• _What the exercise asks_
Each record must be retyped in full. No character may differ.

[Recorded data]
_ _ _ _ _ _ _
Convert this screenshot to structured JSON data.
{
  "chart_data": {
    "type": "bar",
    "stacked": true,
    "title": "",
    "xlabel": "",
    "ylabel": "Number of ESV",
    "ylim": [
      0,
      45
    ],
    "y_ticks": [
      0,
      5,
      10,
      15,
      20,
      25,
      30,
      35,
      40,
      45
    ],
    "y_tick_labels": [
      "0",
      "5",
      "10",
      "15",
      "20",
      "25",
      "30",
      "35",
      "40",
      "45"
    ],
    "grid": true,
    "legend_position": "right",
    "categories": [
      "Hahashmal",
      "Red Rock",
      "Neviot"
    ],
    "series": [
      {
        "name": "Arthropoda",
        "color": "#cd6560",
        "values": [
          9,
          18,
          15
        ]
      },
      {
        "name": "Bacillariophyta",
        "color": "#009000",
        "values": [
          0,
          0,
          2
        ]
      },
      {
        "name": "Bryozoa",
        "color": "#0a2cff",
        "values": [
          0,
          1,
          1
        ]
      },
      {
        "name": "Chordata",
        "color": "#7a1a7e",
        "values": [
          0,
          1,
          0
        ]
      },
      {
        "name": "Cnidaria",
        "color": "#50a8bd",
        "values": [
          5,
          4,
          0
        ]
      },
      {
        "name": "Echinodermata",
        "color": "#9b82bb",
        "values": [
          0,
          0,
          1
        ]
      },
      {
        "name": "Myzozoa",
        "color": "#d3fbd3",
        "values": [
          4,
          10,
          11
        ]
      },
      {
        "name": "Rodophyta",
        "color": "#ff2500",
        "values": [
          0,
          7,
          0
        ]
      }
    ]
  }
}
_ _ _ _ _ _ _
• _Output below_
Convert this screenshot to structured JSON data.
{
  "chart_data": {
    "type": "bar",
    "stacked": true,
    "title": "",
    "xlabel": "",
    "ylabel": "Number of ESV",
    "ylim": [
      0,
      45
    ],
    "y_ticks": [
      0,
      5,
      10,
      15,
      20,
      25,
      30,
      35,
      40,
      45
    ],
    "y_tick_labels": [
      "0",
      "5",
      "10",
      "15",
      "20",
      "25",
      "30",
      "35",
      "40",
      "45"
    ],
    "grid": true,
    "legend_position": "right",
    "categories": [
      "Hahashmal",
      "Red Rock",
      "Neviot"
    ],
    "series": [
      {
        "name": "Arthropoda",
        "color": "#cd6560",
        "values": [
          9,
          18,
          15
        ]
      },
      {
        "name": "Bacillariophyta",
        "color": "#009000",
        "values": [
          0,
          0,
          2
        ]
      },
      {
        "name": "Bryozoa",
        "color": "#0a2cff",
        "values": [
          0,
          1,
          1
        ]
      },
      {
        "name": "Chordata",
        "color": "#7a1a7e",
        "values": [
          0,
          1,
          0
        ]
      },
      {
        "name": "Cnidaria",
        "color": "#50a8bd",
        "values": [
          5,
          4,
          0
        ]
      },
      {
        "name": "Echinodermata",
        "color": "#9b82bb",
        "values": [
          0,
          0,
          1
        ]
      },
      {
        "name": "Myzozoa",
        "color": "#d3fbd3",
        "values": [
          4,
          10,
          11
        ]
      },
      {
        "name": "Rodophyta",
        "color": "#ff2500",
        "values": [
          0,
          7,
          0
        ]
      }
    ]
  }
}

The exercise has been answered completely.